**Trecho fornecido**
···

Baseado nessa classificação, Bento (1987) propõe que na escola a prática do jogo desportivo, respeitando os princípios que regem o desenvolvimento da personalidade do aluno, deveria atingir a segunda fase, considerando, um trabalho de alta qualidade, aquele que, proporcione aos alunos a obtenção desse nível. Indica, também, que a terceira fase, a da automação seria objeto específico de outro segmento social, ou seja, a sociedade desportiva.
Mechling apud Martin (1991) informa que o jogo desportivo é constituído por movimentos acíclicos e as habilidades motoras desportivas são abertas, pois são utilizadas de acordo com a situação do jogo e, portanto, serão, sempre, aperfeiçoadas e motivarão escolhas adaptadas ao momento da competição. Por esse motivo, o aluno deverá, sempre, construir novas soluções e construção do conhecimento é por excelência objeto da escola.
Esse desenvolvimento sensório-motor deve ser respaldado pela psicologia social de modo a ser utilizado como instrumento do desenvolvimento da personalidade do aluno. Essa interdisciplinaridade, seguramente, transformará o jogo desportivo em motivo de atração para o aluno aderir a pratica de atividade física, a qual, tem importância, fundamental, na saúde física e emocional do ser humano.
Deste modo e pelo exposto acima, entendemos que, salvaguardando o respeito às fases de desenvolvimento ontogênico e utilizando o jogo desportivo para o desenvolvimento da personalidade do ser humano, essa atividade deva ocupar um lugar privilegiado nas atividades da educação física escolar e, portanto, dentro das atividades da escola.
Na escola poderia ser assim
A aula de educação física escolar, assim como o processo educacional na sua totalidade, deve ser campo de reflexão sobre a sociedade na qual o aluno está inserido, estimulando-o, a pensar sobre si mesmo e as suas relações com os outros como pessoa humana, à sua participação comunitária na organização de uma sociedade justa e democrática e desenvolver a consciência de que a sua história é projetável e, que ele deve ser protagonista na concepção dela.

···

**Desafios**
- 1) Pode reescrever o trecho sobre o jogo desportivo na escola, começando nas palavras "Mechling apud Martin" e parando depois de "objeto da escola.", e substituir "aluno" por "estudante"?
- 2) Como ficam, numa lista JSON de strings, as linhas dos registros desde o início deles até a linha que contém "session-label: Hong Kong xyxy=(135,423,200,437)", inclusive? Use uma string por linha e omita as linhas em branco.
O trecho e os registros são materiais independentes entre si.

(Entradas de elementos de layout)
···

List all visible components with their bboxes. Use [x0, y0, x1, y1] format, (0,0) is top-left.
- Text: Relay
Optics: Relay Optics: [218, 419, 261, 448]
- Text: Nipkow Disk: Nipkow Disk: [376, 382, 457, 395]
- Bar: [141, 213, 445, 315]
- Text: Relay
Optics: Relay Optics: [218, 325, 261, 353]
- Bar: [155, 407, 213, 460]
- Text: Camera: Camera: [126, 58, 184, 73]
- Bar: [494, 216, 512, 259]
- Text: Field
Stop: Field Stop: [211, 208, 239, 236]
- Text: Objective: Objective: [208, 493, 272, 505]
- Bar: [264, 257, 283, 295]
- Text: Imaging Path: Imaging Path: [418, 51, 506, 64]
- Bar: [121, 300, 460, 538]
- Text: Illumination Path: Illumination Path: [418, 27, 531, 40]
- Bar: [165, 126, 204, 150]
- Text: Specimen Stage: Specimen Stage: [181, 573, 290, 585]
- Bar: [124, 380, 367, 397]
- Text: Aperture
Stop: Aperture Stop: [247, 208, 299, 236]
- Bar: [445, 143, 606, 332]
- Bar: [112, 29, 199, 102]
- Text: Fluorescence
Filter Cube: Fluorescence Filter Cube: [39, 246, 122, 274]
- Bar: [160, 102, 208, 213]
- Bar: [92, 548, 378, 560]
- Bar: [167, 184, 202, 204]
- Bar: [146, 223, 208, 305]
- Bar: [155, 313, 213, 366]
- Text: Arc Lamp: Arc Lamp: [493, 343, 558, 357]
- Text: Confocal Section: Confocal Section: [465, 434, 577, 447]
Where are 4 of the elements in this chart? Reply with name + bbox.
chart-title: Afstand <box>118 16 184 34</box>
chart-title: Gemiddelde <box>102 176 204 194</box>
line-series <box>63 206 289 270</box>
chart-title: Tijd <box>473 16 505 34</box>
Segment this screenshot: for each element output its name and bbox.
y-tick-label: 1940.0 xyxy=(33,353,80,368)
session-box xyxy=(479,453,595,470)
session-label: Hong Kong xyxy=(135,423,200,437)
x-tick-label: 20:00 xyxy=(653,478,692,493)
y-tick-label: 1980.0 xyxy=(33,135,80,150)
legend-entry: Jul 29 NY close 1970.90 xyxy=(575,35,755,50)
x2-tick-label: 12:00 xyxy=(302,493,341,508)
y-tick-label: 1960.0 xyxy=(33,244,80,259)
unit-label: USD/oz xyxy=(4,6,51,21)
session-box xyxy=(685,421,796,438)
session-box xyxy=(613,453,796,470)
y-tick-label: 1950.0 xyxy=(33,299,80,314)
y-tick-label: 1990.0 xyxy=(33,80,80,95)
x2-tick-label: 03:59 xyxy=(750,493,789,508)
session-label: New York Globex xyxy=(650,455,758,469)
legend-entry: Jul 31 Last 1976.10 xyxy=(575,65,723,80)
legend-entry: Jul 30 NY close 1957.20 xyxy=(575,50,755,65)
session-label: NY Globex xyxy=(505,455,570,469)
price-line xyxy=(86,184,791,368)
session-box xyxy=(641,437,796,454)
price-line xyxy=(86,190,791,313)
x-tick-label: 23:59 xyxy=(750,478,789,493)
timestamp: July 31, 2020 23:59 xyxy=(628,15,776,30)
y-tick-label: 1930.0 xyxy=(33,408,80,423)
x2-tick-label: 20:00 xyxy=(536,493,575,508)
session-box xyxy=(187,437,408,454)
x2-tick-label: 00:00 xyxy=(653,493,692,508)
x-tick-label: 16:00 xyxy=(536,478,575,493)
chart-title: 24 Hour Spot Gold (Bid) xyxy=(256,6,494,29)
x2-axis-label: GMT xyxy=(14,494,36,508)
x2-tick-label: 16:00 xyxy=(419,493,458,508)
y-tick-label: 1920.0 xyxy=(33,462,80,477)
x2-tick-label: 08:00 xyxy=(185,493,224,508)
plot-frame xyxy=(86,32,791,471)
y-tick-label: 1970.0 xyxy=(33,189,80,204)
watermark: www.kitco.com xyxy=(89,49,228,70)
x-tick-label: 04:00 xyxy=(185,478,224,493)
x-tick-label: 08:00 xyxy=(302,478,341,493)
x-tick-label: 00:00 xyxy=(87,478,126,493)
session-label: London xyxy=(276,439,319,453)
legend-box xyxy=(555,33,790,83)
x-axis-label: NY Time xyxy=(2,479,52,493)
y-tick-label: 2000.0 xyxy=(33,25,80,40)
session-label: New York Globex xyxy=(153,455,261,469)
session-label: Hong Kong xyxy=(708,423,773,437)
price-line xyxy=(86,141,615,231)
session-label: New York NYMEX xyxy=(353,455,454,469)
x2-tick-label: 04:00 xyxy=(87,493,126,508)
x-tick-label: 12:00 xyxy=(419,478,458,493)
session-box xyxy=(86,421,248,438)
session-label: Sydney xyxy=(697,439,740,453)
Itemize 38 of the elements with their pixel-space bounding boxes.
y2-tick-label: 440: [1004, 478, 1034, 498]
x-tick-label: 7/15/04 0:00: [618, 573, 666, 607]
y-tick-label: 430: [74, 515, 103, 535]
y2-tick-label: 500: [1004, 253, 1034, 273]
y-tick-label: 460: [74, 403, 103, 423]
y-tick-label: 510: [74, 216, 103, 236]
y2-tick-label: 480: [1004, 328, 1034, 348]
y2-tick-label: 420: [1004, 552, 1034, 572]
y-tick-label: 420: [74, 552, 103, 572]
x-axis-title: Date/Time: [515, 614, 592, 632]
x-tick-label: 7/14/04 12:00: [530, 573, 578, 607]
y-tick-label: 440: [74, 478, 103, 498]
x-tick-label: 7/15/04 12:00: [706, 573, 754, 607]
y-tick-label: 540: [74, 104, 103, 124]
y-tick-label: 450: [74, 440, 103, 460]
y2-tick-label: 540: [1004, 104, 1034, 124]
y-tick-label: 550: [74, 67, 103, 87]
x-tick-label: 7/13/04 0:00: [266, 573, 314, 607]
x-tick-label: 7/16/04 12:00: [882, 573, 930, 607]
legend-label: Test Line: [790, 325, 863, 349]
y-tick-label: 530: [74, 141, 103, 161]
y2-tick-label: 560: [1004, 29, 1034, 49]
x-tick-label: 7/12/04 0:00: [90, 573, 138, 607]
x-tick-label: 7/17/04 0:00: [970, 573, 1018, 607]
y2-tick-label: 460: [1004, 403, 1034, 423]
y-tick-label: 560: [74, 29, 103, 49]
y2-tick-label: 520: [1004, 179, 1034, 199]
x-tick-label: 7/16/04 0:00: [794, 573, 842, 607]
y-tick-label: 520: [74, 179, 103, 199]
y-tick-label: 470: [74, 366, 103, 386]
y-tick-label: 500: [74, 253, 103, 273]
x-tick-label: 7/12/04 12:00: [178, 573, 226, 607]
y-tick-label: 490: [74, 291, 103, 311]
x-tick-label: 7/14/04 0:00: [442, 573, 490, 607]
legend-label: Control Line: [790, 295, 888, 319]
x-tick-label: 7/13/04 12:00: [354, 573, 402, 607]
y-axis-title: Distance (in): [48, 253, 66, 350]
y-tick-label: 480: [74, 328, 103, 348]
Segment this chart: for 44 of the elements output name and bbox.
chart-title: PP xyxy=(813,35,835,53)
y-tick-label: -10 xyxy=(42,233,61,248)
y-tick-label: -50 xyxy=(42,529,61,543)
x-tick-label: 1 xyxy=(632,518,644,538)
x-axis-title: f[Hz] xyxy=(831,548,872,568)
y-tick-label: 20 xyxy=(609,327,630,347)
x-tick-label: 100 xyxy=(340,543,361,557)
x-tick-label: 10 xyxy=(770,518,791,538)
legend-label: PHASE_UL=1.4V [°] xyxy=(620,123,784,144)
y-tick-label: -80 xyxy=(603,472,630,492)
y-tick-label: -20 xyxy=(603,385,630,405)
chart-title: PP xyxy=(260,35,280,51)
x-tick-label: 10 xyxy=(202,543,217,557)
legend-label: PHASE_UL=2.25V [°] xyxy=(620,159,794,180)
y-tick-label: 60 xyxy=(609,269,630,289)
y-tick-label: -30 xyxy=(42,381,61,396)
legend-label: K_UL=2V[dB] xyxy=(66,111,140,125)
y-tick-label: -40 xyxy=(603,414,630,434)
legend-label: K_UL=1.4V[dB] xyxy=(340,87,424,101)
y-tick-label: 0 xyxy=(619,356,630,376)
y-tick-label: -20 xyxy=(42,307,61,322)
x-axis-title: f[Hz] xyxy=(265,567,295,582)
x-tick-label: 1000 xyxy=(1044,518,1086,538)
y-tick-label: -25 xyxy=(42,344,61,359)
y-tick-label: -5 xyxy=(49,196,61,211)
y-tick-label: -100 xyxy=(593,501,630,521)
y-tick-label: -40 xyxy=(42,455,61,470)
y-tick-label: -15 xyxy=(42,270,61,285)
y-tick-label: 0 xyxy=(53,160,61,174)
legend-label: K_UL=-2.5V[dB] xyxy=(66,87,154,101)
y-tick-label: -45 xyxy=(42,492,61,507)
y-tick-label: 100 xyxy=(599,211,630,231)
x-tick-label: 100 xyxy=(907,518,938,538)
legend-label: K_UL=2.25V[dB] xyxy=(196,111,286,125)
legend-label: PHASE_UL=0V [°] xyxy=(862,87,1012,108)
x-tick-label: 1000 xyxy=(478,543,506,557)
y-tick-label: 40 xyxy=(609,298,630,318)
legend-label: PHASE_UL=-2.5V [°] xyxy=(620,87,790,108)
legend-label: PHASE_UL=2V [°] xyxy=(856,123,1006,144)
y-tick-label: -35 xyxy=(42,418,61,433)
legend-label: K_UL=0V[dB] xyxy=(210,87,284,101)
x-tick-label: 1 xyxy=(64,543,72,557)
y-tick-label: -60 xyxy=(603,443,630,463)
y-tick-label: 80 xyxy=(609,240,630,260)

···

**As respostas**
- 1)
Mechling apud Martin (1991) informa que o jogo desportivo é constituído por movimentos acíclicos e as habilidades motoras desportivas são abertas, pois são utilizadas de acordo com a situação do jogo e, portanto, serão, sempre, aperfeiçoadas e motivarão escolhas adaptadas ao momento da competição. Por esse motivo, o estudante deverá, sempre, construir novas soluções e construção do conhecimento é por excelência objeto da escola.

- 2)
[
  "List all visible components with their bboxes. Use [x0, y0, x1, y1] format, (0,0) is top-left.",
  "- Text: Relay",
  "Optics: Relay Optics: [218, 419, 261, 448]",
  "- Text: Nipkow Disk: Nipkow Disk: [376, 382, 457, 395]",
  "- Bar: [141, 213, 445, 315]",
  "- Text: Relay",
  "Optics: Relay Optics: [218, 325, 261, 353]",
  "- Bar: [155, 407, 213, 460]",
  "- Text: Camera: Camera: [126, 58, 184, 73]",
  "- Bar: [494, 216, 512, 259]",
  "- Text: Field",
  "Stop: Field Stop: [211, 208, 239, 236]",
  "- Text: Objective: Objective: [208, 493, 272, 505]",
  "- Bar: [264, 257, 283, 295]",
  "- Text: Imaging Path: Imaging Path: [418, 51, 506, 64]",
  "- Bar: [121, 300, 460, 538]",
  "- Text: Illumination Path: Illumination Path: [418, 27, 531, 40]",
  "- Bar: [165, 126, 204, 150]",
  "- Text: Specimen Stage: Specimen Stage: [181, 573, 290, 585]",
  "- Bar: [124, 380, 367, 397]",
  "- Text: Aperture",
  "Stop: Aperture Stop: [247, 208, 299, 236]",
  "- Bar: [445, 143, 606, 332]",
  "- Bar: [112, 29, 199, 102]",
  "- Text: Fluorescence",
  "Filter Cube: Fluorescence Filter Cube: [39, 246, 122, 274]",
  "- Bar: [160, 102, 208, 213]",
  "- Bar: [92, 548, 378, 560]",
  "- Bar: [167, 184, 202, 204]",
  "- Bar: [146, 223, 208, 305]",
  "- Bar: [155, 313, 213, 366]",
  "- Text: Arc Lamp: Arc Lamp: [493, 343, 558, 357]",
  "- Text: Confocal Section: Confocal Section: [465, 434, 577, 447]",
  "Where are 4 of the elements in this chart? Reply with name + bbox.",
  "chart-title: Afstand <box>118 16 184 34</box>",
  "chart-title: Gemiddelde <box>102 176 204 194</box>",
  "line-series <box>63 206 289 270</box>",
  "chart-title: Tijd <box>473 16 505 34</box>",
  "Segment this screenshot: for each element output its name and bbox.",
  "y-tick-label: 1940.0 xyxy=(33,353,80,368)",
  "session-box xyxy=(479,453,595,470)",
  "session-label: Hong Kong xyxy=(135,423,200,437)"
]